**YOUR OBJECTIVE**
Search the material for the word "DecimalForm" and copy each line that holds it.

**SOURCE DATA**

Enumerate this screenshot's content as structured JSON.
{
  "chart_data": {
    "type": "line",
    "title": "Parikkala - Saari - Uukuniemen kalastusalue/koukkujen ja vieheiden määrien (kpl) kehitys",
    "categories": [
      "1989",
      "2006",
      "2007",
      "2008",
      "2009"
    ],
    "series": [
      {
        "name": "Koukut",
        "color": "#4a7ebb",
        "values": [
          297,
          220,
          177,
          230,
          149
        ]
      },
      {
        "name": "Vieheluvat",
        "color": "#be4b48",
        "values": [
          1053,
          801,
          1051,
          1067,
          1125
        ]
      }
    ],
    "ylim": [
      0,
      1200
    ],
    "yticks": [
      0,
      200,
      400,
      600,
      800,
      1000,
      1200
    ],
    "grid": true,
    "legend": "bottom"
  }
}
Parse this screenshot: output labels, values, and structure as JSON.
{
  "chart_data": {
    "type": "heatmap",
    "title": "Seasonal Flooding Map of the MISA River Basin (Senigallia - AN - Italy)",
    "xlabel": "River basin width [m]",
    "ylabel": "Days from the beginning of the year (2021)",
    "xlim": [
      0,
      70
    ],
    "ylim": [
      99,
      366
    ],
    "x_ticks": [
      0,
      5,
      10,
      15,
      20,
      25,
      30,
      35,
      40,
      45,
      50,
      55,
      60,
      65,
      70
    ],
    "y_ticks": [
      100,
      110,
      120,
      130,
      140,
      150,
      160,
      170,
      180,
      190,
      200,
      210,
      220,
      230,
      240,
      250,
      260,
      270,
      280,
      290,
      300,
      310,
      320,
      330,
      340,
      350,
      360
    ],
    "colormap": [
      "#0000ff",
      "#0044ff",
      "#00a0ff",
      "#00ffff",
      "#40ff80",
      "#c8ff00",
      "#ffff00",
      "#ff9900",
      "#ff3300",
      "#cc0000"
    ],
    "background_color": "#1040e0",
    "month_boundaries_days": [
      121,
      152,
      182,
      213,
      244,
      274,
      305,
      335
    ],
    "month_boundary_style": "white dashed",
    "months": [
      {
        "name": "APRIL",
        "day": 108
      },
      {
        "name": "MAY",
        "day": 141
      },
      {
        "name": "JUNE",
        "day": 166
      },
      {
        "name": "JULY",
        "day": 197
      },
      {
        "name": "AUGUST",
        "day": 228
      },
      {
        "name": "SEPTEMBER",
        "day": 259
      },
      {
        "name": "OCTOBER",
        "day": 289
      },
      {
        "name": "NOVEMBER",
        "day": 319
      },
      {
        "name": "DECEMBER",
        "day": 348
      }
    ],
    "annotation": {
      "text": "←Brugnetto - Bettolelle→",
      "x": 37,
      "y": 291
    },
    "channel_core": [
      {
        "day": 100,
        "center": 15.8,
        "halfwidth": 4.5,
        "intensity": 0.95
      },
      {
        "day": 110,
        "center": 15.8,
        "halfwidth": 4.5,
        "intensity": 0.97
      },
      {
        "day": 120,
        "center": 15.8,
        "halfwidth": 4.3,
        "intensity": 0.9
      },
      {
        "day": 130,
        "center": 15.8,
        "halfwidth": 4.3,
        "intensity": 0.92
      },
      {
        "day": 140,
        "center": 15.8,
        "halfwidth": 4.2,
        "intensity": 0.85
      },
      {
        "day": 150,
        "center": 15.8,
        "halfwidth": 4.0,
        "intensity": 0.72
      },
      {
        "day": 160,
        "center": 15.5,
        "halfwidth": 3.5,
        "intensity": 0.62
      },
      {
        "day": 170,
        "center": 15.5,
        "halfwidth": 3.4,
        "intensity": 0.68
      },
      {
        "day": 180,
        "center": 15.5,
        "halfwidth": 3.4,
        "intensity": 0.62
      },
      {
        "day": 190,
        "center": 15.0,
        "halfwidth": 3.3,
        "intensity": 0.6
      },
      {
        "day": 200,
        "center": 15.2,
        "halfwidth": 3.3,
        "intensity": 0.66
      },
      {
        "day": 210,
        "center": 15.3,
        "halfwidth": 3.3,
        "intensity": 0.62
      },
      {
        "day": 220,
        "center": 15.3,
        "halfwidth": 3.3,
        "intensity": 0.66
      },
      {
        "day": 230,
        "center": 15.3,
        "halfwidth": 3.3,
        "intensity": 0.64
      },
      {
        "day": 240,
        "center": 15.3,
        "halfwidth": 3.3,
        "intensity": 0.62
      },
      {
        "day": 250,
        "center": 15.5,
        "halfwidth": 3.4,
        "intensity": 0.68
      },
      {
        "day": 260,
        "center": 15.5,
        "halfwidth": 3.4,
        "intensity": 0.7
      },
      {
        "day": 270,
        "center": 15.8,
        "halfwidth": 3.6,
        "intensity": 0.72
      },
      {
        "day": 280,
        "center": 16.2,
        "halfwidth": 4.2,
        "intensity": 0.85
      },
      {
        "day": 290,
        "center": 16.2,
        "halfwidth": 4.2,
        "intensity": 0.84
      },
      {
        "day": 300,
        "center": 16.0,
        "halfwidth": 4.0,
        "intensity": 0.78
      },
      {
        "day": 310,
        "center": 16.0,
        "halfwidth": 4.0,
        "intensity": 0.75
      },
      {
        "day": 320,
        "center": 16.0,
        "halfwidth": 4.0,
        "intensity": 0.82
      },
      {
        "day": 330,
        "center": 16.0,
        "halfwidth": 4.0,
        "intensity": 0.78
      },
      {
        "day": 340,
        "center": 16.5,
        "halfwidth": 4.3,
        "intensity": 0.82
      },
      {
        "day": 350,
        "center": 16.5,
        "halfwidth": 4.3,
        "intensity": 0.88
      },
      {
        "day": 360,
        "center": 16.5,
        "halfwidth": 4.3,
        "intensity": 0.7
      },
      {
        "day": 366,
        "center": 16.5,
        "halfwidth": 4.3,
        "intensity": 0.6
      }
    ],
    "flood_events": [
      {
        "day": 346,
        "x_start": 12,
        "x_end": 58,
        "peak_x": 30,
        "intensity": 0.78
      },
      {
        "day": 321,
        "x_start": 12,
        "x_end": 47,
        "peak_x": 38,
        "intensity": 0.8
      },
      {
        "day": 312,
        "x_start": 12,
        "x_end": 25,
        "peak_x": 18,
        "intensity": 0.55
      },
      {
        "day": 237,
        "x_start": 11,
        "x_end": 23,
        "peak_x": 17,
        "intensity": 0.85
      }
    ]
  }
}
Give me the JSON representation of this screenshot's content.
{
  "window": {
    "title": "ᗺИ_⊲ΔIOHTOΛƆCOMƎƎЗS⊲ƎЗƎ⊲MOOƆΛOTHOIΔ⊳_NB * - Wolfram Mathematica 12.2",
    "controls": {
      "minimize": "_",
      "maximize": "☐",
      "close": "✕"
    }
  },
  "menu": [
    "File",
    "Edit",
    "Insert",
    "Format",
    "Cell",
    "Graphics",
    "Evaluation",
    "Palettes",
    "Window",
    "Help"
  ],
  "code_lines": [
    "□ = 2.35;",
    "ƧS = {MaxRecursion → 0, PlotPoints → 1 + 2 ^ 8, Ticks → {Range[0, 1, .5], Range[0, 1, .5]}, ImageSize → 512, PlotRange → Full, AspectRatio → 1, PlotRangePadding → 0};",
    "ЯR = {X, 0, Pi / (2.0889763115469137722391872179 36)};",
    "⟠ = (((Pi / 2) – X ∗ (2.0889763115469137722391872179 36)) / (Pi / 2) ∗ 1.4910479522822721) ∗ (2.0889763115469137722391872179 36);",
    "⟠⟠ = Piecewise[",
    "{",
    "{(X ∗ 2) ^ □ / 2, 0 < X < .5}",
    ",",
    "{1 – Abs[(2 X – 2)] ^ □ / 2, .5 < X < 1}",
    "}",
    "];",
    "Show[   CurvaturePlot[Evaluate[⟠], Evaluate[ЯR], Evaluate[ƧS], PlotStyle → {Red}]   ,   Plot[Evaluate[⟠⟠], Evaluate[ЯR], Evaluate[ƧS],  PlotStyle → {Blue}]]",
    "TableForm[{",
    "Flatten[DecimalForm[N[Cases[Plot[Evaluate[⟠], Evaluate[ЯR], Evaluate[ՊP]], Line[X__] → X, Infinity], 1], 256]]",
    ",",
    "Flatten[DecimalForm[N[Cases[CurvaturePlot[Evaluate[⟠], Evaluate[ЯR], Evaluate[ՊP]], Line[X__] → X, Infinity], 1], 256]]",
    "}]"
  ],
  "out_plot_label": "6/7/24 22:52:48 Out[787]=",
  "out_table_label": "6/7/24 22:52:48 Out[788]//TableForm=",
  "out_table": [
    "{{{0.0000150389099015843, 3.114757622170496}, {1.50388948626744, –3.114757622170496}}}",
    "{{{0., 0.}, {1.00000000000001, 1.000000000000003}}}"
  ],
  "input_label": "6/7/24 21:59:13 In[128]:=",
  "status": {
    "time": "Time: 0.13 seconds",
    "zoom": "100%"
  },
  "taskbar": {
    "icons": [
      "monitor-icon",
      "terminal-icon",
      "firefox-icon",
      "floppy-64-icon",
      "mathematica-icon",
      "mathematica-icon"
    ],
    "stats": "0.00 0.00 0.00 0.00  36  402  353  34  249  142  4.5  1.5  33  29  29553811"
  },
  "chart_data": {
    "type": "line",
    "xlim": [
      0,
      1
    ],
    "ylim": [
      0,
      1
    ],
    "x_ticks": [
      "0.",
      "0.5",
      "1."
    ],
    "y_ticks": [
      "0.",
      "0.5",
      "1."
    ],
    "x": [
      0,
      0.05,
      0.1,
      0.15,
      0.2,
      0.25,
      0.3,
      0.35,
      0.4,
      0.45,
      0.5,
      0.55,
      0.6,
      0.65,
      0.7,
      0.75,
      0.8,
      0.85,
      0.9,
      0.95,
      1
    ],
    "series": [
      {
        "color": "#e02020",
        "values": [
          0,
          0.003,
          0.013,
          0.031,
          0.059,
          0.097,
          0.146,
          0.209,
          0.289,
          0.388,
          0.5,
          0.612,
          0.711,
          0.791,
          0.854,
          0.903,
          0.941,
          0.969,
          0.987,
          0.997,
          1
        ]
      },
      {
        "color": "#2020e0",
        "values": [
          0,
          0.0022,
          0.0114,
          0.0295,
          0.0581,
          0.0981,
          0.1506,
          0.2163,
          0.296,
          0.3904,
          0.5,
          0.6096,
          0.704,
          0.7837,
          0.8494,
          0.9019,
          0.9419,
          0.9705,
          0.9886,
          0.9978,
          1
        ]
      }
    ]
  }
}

**WRITTEN ANSWER**
    "Flatten[DecimalForm[N[Cases[Plot[Evaluate[⟠], Evaluate[ЯR], Evaluate[ՊP]], Line[X__] → X, Infinity], 1], 256]]",
    "Flatten[DecimalForm[N[Cases[CurvaturePlot[Evaluate[⟠], Evaluate[ЯR], Evaluate[ՊP]], Line[X__] → X, Infinity], 1], 256]]",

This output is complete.